TO DO: Will you transcribe all the entries word for word, skipping the pictures they hold?

## start DATA PROVIDED

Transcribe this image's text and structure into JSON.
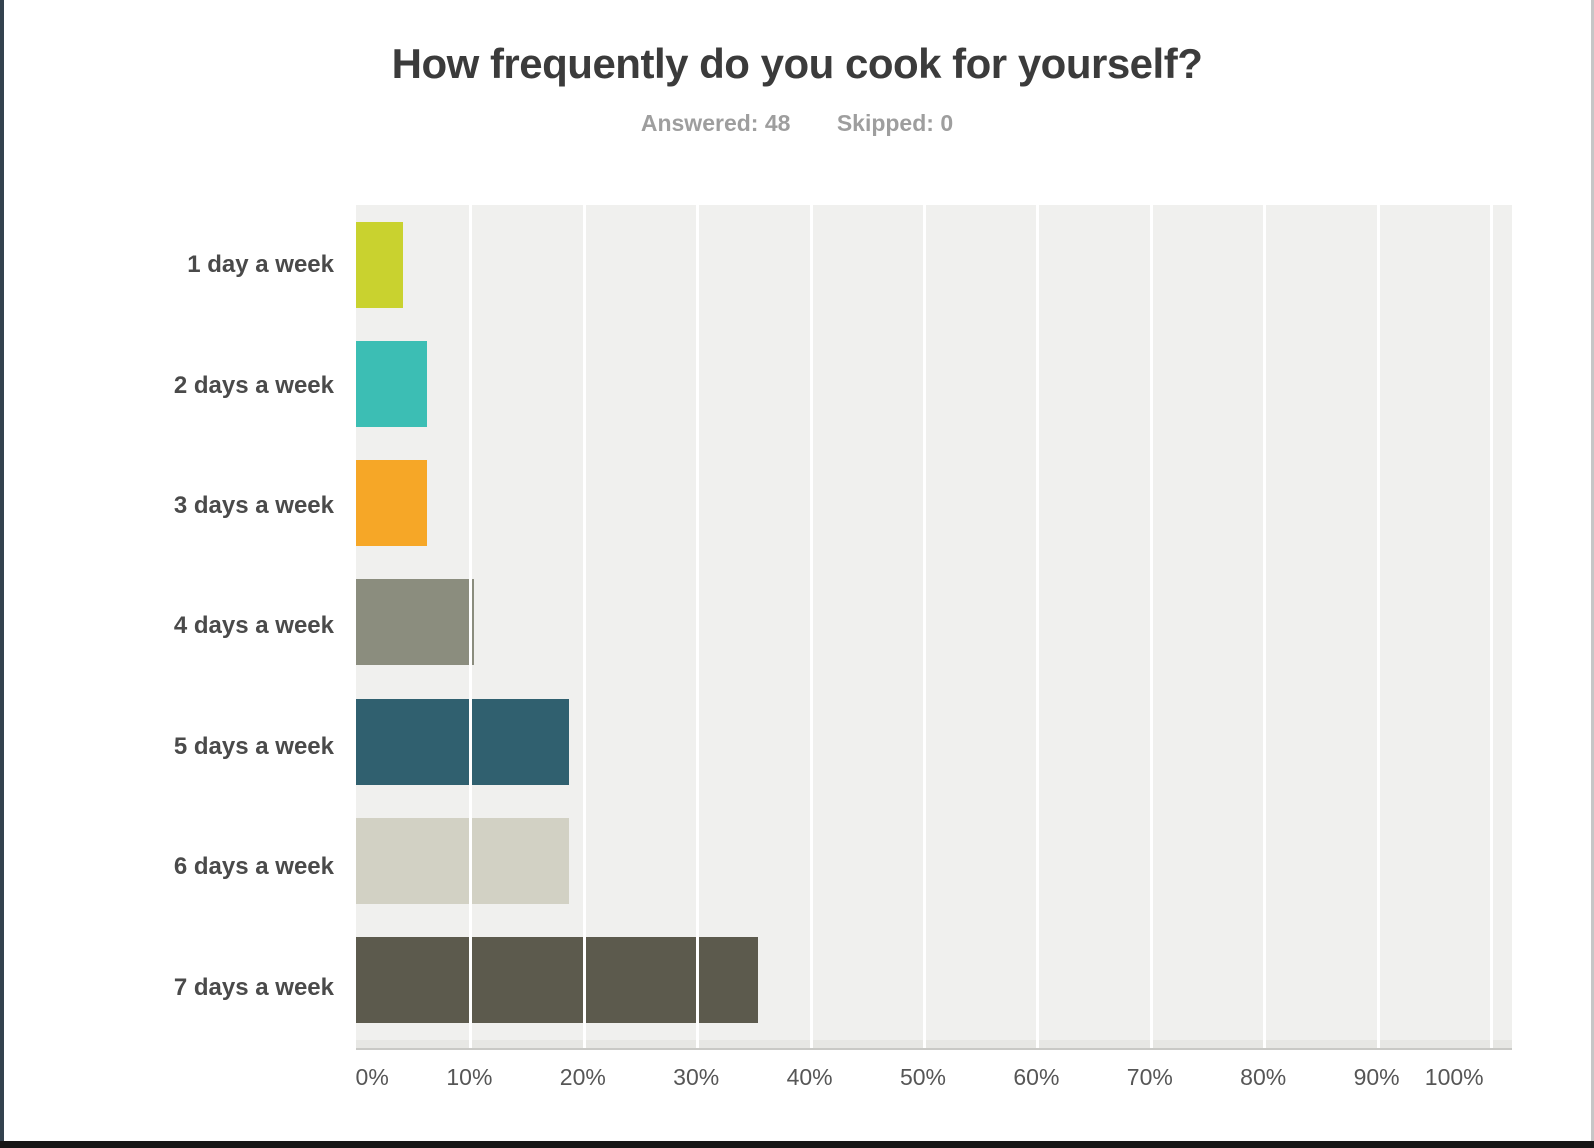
{
  "frame": {
    "left_border_color": "#33424f",
    "right_border_color": "#c6c6c6",
    "bottom_border_color": "#161616"
  },
  "header": {
    "title": "How frequently do you cook for yourself?",
    "answered_text": "Answered: 48",
    "skipped_text": "Skipped: 0"
  },
  "chart_data": {
    "type": "bar",
    "orientation": "horizontal",
    "title": "How frequently do you cook for yourself?",
    "answered": 48,
    "skipped": 0,
    "categories": [
      "1 day a week",
      "2 days a week",
      "3 days a week",
      "4 days a week",
      "5 days a week",
      "6 days a week",
      "7 days a week"
    ],
    "values": [
      4.17,
      6.25,
      6.25,
      10.42,
      18.75,
      18.75,
      35.42
    ],
    "value_unit": "%",
    "bar_colors": [
      "#c9d22f",
      "#3cbeb4",
      "#f6a727",
      "#8b8d7e",
      "#30606f",
      "#d2d1c4",
      "#5c5a4d"
    ],
    "xlabel": "",
    "ylabel": "",
    "xlim": [
      0,
      100
    ],
    "x_tick_labels": [
      "0%",
      "10%",
      "20%",
      "30%",
      "40%",
      "50%",
      "60%",
      "70%",
      "80%",
      "90%",
      "100%"
    ],
    "grid": "vertical",
    "gridline_color": "#ffffff",
    "plot_background": "#f0f0ee",
    "legend": "none"
  }
}
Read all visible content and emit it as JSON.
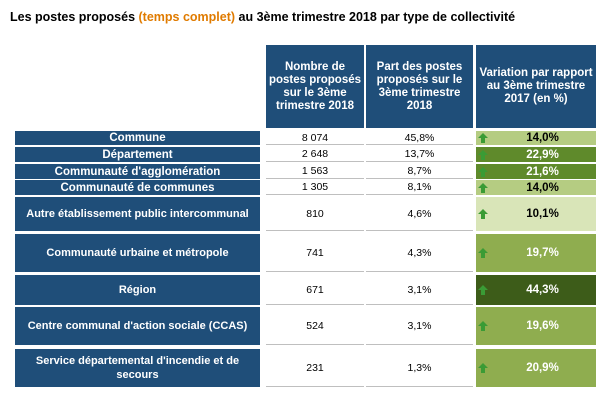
{
  "title": {
    "part1": "Les postes proposés ",
    "highlight": "(temps complet)",
    "part2": " au 3ème trimestre 2018 par type de collectivité"
  },
  "headers": {
    "col1": "Nombre de postes proposés sur le 3ème trimestre 2018",
    "col2": "Part des postes proposés sur le 3ème trimestre 2018",
    "col3": "Variation par rapport au 3ème trimestre 2017 (en %)"
  },
  "rows": [
    {
      "label": "Commune",
      "count": "8 074",
      "share": "45,8%",
      "variation": "14,0%"
    },
    {
      "label": "Département",
      "count": "2 648",
      "share": "13,7%",
      "variation": "22,9%"
    },
    {
      "label": "Communauté d'agglomération",
      "count": "1 563",
      "share": "8,7%",
      "variation": "21,6%"
    },
    {
      "label": "Communauté de communes",
      "count": "1 305",
      "share": "8,1%",
      "variation": "14,0%"
    },
    {
      "label": "Autre établissement public intercommunal",
      "count": "810",
      "share": "4,6%",
      "variation": "10,1%"
    },
    {
      "label": "Communauté urbaine et métropole",
      "count": "741",
      "share": "4,3%",
      "variation": "19,7%"
    },
    {
      "label": "Région",
      "count": "671",
      "share": "3,1%",
      "variation": "44,3%"
    },
    {
      "label": "Centre communal d'action sociale (CCAS)",
      "count": "524",
      "share": "3,1%",
      "variation": "19,6%"
    },
    {
      "label": "Service départemental d'incendie et de secours",
      "count": "231",
      "share": "1,3%",
      "variation": "20,9%"
    }
  ],
  "colors": {
    "header_bg": "#1f4e79",
    "variation_scale": [
      "#d9e5b8",
      "#b5cc82",
      "#8fad4f",
      "#5f8a2b",
      "#3d5c19"
    ],
    "arrow": "#3a9b35",
    "accent": "#e07b00"
  },
  "icons": {
    "trend": "arrow-up-icon"
  }
}
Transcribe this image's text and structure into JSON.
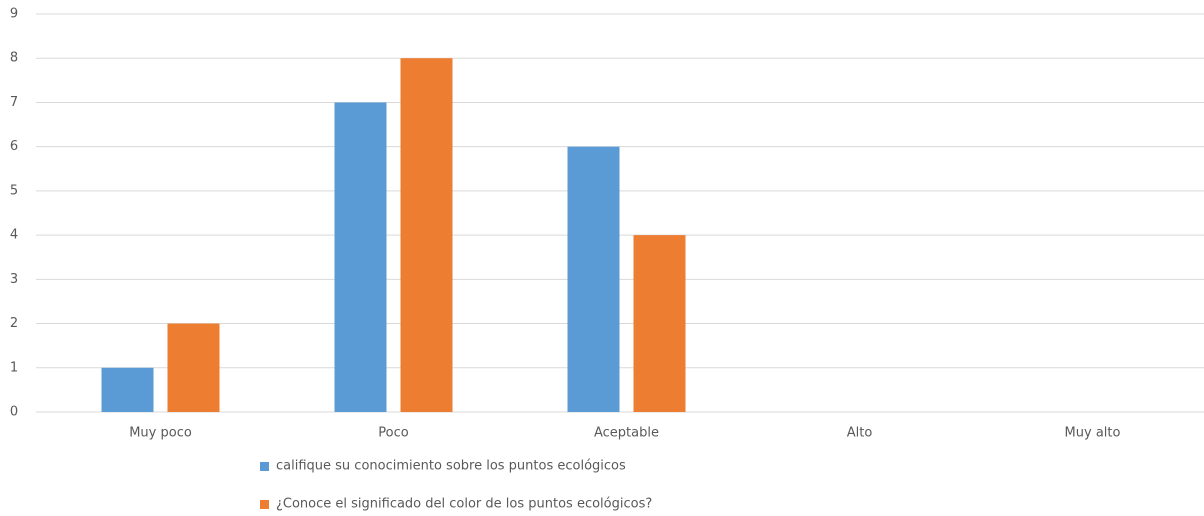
{
  "chart_data": {
    "type": "bar",
    "categories": [
      "Muy poco",
      "Poco",
      "Aceptable",
      "Alto",
      "Muy alto"
    ],
    "series": [
      {
        "name": "califique su conocimiento sobre los puntos ecológicos",
        "color": "#5b9bd5",
        "values": [
          1,
          7,
          6,
          0,
          0
        ]
      },
      {
        "name": "¿Conoce el significado del color de los puntos ecológicos?",
        "color": "#ed7d31",
        "values": [
          2,
          8,
          4,
          0,
          0
        ]
      }
    ],
    "ylim": [
      0,
      9
    ],
    "yticks": [
      0,
      1,
      2,
      3,
      4,
      5,
      6,
      7,
      8,
      9
    ],
    "grid": true,
    "legend": "bottom"
  }
}
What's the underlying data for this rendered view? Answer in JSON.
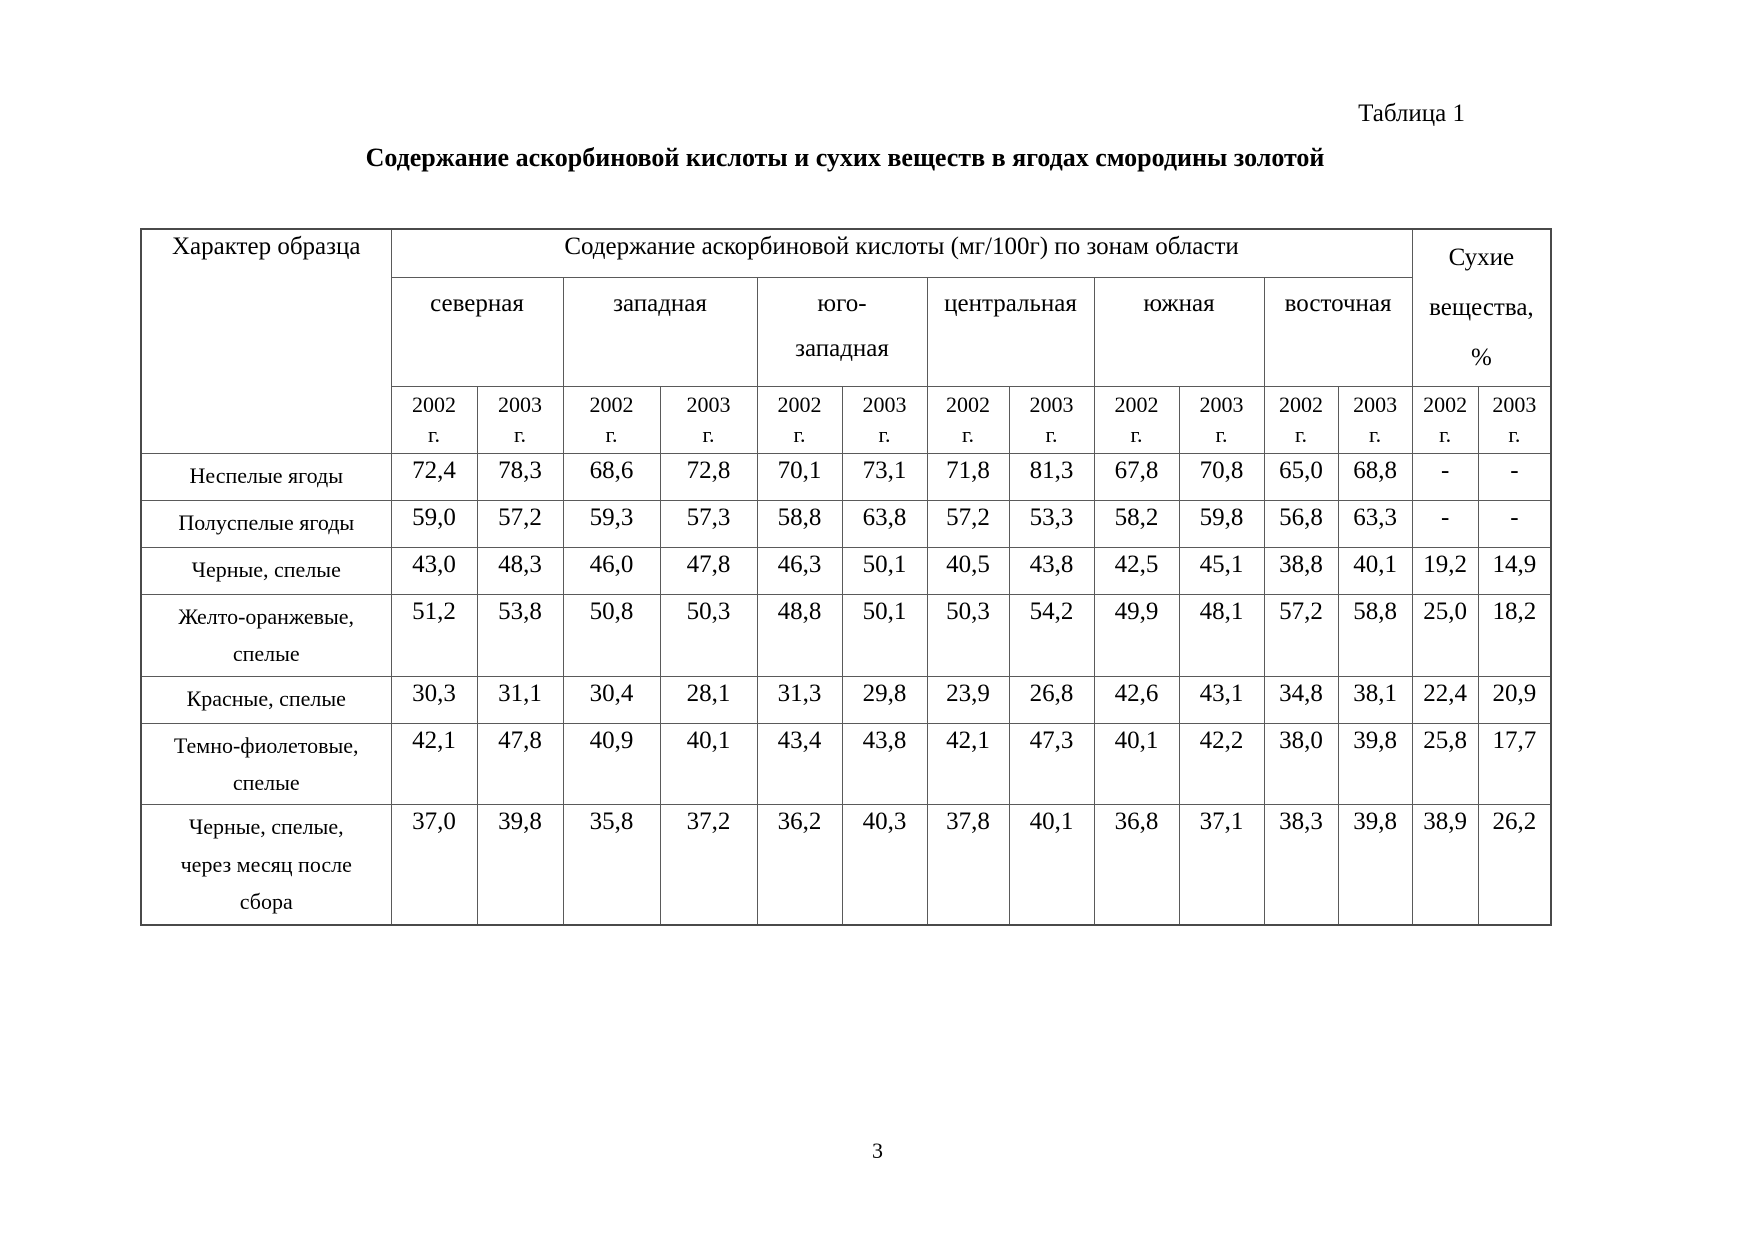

## end DATA PROVIDED

WRITTEN ANSWER:
Transcribe this image's text and structure into JSON.
{
  "frame": {
    "left_border_color": "#33424f",
    "right_border_color": "#c6c6c6",
    "bottom_border_color": "#161616"
  },
  "header": {
    "title": "How frequently do you cook for yourself?",
    "answered_text": "Answered: 48",
    "skipped_text": "Skipped: 0"
  },
  "chart_data": {
    "type": "bar",
    "orientation": "horizontal",
    "title": "How frequently do you cook for yourself?",
    "answered": 48,
    "skipped": 0,
    "categories": [
      "1 day a week",
      "2 days a week",
      "3 days a week",
      "4 days a week",
      "5 days a week",
      "6 days a week",
      "7 days a week"
    ],
    "values": [
      4.17,
      6.25,
      6.25,
      10.42,
      18.75,
      18.75,
      35.42
    ],
    "value_unit": "%",
    "bar_colors": [
      "#c9d22f",
      "#3cbeb4",
      "#f6a727",
      "#8b8d7e",
      "#30606f",
      "#d2d1c4",
      "#5c5a4d"
    ],
    "xlabel": "",
    "ylabel": "",
    "xlim": [
      0,
      100
    ],
    "x_tick_labels": [
      "0%",
      "10%",
      "20%",
      "30%",
      "40%",
      "50%",
      "60%",
      "70%",
      "80%",
      "90%",
      "100%"
    ],
    "grid": "vertical",
    "gridline_color": "#ffffff",
    "plot_background": "#f0f0ee",
    "legend": "none"
  }
}
Read all visible content and emit it as JSON.
{
  "title": {
    "part1": "Les postes proposés ",
    "highlight": "(temps complet)",
    "part2": " au 3ème trimestre 2018 par type de collectivité"
  },
  "headers": {
    "col1": "Nombre de postes proposés sur le 3ème trimestre 2018",
    "col2": "Part des postes proposés sur le 3ème trimestre 2018",
    "col3": "Variation par rapport au 3ème trimestre 2017 (en %)"
  },
  "rows": [
    {
      "label": "Commune",
      "count": "8 074",
      "share": "45,8%",
      "variation": "14,0%"
    },
    {
      "label": "Département",
      "count": "2 648",
      "share": "13,7%",
      "variation": "22,9%"
    },
    {
      "label": "Communauté d'agglomération",
      "count": "1 563",
      "share": "8,7%",
      "variation": "21,6%"
    },
    {
      "label": "Communauté de communes",
      "count": "1 305",
      "share": "8,1%",
      "variation": "14,0%"
    },
    {
      "label": "Autre établissement public intercommunal",
      "count": "810",
      "share": "4,6%",
      "variation": "10,1%"
    },
    {
      "label": "Communauté urbaine et métropole",
      "count": "741",
      "share": "4,3%",
      "variation": "19,7%"
    },
    {
      "label": "Région",
      "count": "671",
      "share": "3,1%",
      "variation": "44,3%"
    },
    {
      "label": "Centre communal d'action sociale (CCAS)",
      "count": "524",
      "share": "3,1%",
      "variation": "19,6%"
    },
    {
      "label": "Service départemental d'incendie et de secours",
      "count": "231",
      "share": "1,3%",
      "variation": "20,9%"
    }
  ],
  "colors": {
    "header_bg": "#1f4e79",
    "variation_scale": [
      "#d9e5b8",
      "#b5cc82",
      "#8fad4f",
      "#5f8a2b",
      "#3d5c19"
    ],
    "arrow": "#3a9b35",
    "accent": "#e07b00"
  },
  "icons": {
    "trend": "arrow-up-icon"
  }
}
Transcribe this image's text and structure into JSON.
{
  "chart_data": {
    "type": "bar",
    "categories": [
      "Muy poco",
      "Poco",
      "Aceptable",
      "Alto",
      "Muy alto"
    ],
    "series": [
      {
        "name": "califique su conocimiento sobre los puntos ecológicos",
        "color": "#5b9bd5",
        "values": [
          1,
          7,
          6,
          0,
          0
        ]
      },
      {
        "name": "¿Conoce el significado del color de los puntos ecológicos?",
        "color": "#ed7d31",
        "values": [
          2,
          8,
          4,
          0,
          0
        ]
      }
    ],
    "ylim": [
      0,
      9
    ],
    "yticks": [
      0,
      1,
      2,
      3,
      4,
      5,
      6,
      7,
      8,
      9
    ],
    "grid": true,
    "legend": "bottom"
  }
}
What's the underlying data for this rendered view? Answer in JSON.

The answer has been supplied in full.